_SET EXERCISE 1:_
Print the listing's lines verbatim, starting at its first line and ending at the line that contains "entry-line: mine red. W. [633, 349, 692, 362]".

_TEXT PASSAGE:_
━━━━━━━━

If there was an energy storage system with more than one module in the configuration, the module would need to be identified as well, labeled as below:
“Mod01_Cell01_Voltage”.
“Mod01_Cell05_Voltage”.
“Mod02_Cell11_Voltage”.
In general, each measurement should be labeled with a mapping to the full configuration in the energy storage system. The convention is to list the hierarchy from high to low, as shown in the example above.
Also in the case of the product development phase, data originating from the BMS may be recorded. This data is to be treated as Auxiliary data and collected according to columns named “Aux. {BMS Trace Name}“, where {BMS Trace Name} should be the name of the data field as written by the BMS system. We recommend that where users can specify their BMS trace names, they include the configuration mappings written above which clearly indicate the identification of the trace source, for example “Mod01_Cell01_Voltage”.
Voltaiq metadata file
In many battery testing scenarios, the amount of metadata that needs to be collected is on a larger scale than what is reasonable to include within the header of the time-series data testing file. This is specifically relevant to the research and development and production phases. In these scenarios, we recommend a metadata file in CSV format with metadata collected on a per-device basis. This metadata file should be linked to any testing file for that device through the metadata header as outlined in Table 1. We have listed additional examples of metadata that would be included in the metadata file in Tables 3, 4. The format should be as follows:
• Each row represents a separate device.
• Each column is labeled with the name of the metadata entry at the top of the column.
• Following each metadata entry column, a separate column is included explicitly specifying the units of measurement for the subsequent metadata value.
Example files can be seen in the Supplementary Information Section S1.2.
In-field data collection
Due to the emergence of in-field battery data collection, we do not propose a full set of standards for in-field data collection. We do however provide recommendations on how to augment the above standards for in-field data. Additionally, we open-source our guidelines and invite the community to evolve the guidelines into standards that can be adopted and accepted as best-practices across the community.
The collection of the time-series data should match the conventions outlined for large scale energy storage systems in the product development phase in the “Time-Series Data” section. Namely, each battery time-series measurement should be labeled with a mapping to the full configuration in the energy storage system. The convention is to list the hierarchy from high to low, i.e. pack number > module number > cell number. The following additional guidelines for time-series in-field data are below”.
• Datafiles are in CSV format with a “Tab” delimiter.
• Each datafile represents a continuous operating period—datafiles will not contain data from multiple operating periods. However one operating period can be written in multiple datafiles, if needed, due to file size limitations.
• All datafiles have a unique file name.
• Every time-series data column must have units defined in the datafile or in an accompanied datafile that is linked to the time-series data through filename or metadata header.

━━━━━━━━

_PROVIDED DATA:_

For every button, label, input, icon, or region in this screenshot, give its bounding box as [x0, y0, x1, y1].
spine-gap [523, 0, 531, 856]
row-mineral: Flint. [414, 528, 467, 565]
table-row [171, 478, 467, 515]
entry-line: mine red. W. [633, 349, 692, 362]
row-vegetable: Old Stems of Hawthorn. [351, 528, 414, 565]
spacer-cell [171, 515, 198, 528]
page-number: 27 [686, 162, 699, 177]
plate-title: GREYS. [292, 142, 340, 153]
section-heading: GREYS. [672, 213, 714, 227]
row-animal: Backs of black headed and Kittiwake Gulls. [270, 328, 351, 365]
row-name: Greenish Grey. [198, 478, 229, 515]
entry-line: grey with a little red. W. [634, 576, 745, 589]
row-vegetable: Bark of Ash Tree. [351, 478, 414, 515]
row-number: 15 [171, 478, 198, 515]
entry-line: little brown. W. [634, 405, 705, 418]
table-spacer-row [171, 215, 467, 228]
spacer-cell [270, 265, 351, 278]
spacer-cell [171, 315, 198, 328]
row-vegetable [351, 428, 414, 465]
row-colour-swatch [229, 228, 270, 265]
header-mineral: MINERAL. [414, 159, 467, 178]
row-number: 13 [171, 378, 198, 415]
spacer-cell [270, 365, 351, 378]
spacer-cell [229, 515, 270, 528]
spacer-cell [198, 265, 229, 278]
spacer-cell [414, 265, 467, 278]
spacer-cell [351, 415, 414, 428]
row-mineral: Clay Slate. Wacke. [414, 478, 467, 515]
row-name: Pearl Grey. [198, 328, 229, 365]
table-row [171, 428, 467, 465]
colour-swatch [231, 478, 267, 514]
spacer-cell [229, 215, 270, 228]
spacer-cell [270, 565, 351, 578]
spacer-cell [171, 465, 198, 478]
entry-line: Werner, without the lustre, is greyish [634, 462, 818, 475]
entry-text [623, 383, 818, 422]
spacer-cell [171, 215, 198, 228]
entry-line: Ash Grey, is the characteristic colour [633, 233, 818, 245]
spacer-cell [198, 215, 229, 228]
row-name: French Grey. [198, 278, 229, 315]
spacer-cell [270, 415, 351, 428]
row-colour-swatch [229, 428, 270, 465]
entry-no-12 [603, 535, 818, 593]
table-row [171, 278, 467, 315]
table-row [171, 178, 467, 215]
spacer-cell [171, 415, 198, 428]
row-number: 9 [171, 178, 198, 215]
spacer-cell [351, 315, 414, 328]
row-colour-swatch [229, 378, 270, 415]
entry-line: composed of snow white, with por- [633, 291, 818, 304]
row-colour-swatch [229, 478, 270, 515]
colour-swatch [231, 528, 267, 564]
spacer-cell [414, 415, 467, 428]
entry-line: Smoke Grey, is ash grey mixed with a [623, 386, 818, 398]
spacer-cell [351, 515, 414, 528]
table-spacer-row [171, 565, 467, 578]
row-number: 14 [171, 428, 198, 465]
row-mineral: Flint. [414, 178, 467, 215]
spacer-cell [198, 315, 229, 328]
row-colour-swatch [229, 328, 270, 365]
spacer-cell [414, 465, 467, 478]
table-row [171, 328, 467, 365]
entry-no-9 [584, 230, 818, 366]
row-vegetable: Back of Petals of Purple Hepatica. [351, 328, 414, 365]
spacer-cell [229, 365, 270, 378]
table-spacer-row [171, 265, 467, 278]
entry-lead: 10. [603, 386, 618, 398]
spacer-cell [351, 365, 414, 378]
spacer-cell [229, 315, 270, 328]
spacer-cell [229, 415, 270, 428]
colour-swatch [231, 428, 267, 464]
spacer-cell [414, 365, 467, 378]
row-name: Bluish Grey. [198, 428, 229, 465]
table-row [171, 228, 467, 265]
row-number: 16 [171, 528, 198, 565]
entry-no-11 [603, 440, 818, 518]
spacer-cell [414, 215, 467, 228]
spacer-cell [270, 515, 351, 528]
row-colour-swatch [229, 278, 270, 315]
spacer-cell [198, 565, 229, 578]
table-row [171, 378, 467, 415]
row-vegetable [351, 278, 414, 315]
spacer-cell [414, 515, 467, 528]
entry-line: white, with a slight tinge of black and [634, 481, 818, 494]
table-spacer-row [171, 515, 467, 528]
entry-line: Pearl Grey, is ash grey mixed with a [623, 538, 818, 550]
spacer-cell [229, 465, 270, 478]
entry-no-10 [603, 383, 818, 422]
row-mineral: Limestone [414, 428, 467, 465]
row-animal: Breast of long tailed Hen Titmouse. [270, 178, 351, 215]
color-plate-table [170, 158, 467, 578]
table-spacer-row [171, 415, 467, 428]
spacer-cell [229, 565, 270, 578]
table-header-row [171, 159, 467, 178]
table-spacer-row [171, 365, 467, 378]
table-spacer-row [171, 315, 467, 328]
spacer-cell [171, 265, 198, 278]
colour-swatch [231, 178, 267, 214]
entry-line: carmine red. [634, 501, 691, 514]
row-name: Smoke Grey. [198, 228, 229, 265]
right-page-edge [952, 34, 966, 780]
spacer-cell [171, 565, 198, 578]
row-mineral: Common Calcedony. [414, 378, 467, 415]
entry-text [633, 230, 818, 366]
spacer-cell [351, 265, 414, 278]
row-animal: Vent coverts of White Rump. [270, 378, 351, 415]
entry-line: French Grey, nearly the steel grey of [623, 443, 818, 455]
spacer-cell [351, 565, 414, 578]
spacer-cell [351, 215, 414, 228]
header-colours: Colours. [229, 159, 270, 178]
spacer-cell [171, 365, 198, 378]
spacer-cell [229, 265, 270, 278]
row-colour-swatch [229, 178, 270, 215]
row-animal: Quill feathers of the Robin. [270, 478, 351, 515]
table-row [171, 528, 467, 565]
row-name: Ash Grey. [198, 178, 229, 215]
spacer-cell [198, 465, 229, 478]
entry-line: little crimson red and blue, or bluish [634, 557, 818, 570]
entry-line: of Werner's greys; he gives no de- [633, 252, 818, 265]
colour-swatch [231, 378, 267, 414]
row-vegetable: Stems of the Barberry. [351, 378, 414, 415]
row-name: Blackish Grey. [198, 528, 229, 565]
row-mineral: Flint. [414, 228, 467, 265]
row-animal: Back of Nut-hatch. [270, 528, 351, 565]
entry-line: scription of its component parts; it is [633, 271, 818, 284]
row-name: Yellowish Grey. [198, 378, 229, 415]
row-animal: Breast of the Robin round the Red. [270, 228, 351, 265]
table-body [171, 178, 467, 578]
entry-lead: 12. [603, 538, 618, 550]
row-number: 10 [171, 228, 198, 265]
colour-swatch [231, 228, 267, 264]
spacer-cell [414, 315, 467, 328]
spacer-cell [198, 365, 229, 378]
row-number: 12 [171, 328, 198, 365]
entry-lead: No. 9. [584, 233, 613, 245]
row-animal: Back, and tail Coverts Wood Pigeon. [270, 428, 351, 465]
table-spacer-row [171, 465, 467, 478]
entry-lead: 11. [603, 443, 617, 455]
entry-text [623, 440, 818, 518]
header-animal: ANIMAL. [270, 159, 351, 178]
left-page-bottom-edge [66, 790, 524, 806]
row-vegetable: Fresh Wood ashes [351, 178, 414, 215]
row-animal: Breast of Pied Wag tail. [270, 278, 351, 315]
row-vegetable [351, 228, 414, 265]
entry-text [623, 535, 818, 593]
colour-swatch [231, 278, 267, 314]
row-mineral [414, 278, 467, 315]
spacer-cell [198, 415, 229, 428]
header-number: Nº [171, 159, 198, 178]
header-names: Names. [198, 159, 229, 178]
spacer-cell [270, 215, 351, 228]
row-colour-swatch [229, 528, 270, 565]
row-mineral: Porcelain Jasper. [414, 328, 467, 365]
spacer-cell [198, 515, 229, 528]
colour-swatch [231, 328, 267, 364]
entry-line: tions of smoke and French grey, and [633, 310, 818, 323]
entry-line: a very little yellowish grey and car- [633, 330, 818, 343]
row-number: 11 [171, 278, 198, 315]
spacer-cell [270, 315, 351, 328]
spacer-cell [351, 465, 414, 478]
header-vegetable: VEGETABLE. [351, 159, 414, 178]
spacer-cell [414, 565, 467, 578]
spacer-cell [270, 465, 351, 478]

━━━━━━━━

_SET EXERCISE 2:_
Output the section of the battery data passage starting at "The collection of" and ending at "file size limitations.", reproduced word for word.

_RESPONSE 1:_
For every button, label, input, icon, or region in this screenshot, give its bounding box as [x0, y0, x1, y1].
spine-gap [523, 0, 531, 856]
row-mineral: Flint. [414, 528, 467, 565]
table-row [171, 478, 467, 515]
entry-line: mine red. W. [633, 349, 692, 362]

_RESPONSE 2:_
The collection of the time-series data should match the conventions outlined for large scale energy storage systems in the product development phase in the “Time-Series Data” section. Namely, each battery time-series measurement should be labeled with a mapping to the full configuration in the energy storage system. The convention is to list the hierarchy from high to low, i.e. pack number > module number > cell number. The following additional guidelines for time-series in-field data are below”.
• Datafiles are in CSV format with a “Tab” delimiter.
• Each datafile represents a continuous operating period—datafiles will not contain data from multiple operating periods. However one operating period can be written in multiple datafiles, if needed, due to file size limitations.